[Source records]
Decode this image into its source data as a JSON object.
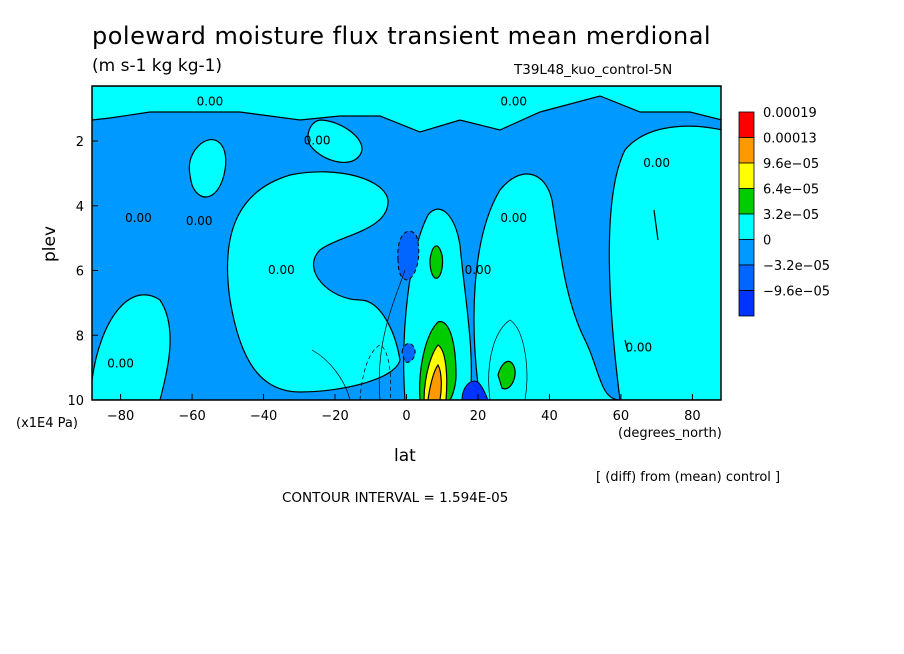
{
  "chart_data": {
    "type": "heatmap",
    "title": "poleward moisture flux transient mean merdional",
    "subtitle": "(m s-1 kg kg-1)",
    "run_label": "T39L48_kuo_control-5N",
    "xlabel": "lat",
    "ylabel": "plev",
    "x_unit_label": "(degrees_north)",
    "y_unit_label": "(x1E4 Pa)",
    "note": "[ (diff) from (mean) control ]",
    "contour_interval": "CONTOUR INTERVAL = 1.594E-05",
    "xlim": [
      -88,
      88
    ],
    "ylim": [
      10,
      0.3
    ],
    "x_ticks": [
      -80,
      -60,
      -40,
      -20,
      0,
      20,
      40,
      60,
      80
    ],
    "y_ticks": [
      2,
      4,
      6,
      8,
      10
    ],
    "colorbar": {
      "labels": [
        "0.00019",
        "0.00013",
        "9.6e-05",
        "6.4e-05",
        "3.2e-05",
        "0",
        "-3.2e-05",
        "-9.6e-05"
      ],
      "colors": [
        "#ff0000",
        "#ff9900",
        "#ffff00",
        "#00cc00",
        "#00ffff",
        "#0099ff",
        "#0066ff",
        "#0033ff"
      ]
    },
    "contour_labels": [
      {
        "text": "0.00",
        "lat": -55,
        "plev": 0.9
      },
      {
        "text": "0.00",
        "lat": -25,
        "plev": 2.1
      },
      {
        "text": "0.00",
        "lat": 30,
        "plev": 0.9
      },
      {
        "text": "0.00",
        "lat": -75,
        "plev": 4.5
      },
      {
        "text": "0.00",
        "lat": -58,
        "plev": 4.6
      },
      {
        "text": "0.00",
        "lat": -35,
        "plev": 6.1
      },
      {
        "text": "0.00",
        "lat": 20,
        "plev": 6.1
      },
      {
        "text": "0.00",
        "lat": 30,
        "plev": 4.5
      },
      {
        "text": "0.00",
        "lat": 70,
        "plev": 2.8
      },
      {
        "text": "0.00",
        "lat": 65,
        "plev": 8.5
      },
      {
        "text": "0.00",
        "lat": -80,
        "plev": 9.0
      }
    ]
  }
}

[Given exercise]
Return every line above in which the string "mean" occurs.

[Final answer]
    "title": "poleward moisture flux transient mean merdional",
    "note": "[ (diff) from (mean) control ]",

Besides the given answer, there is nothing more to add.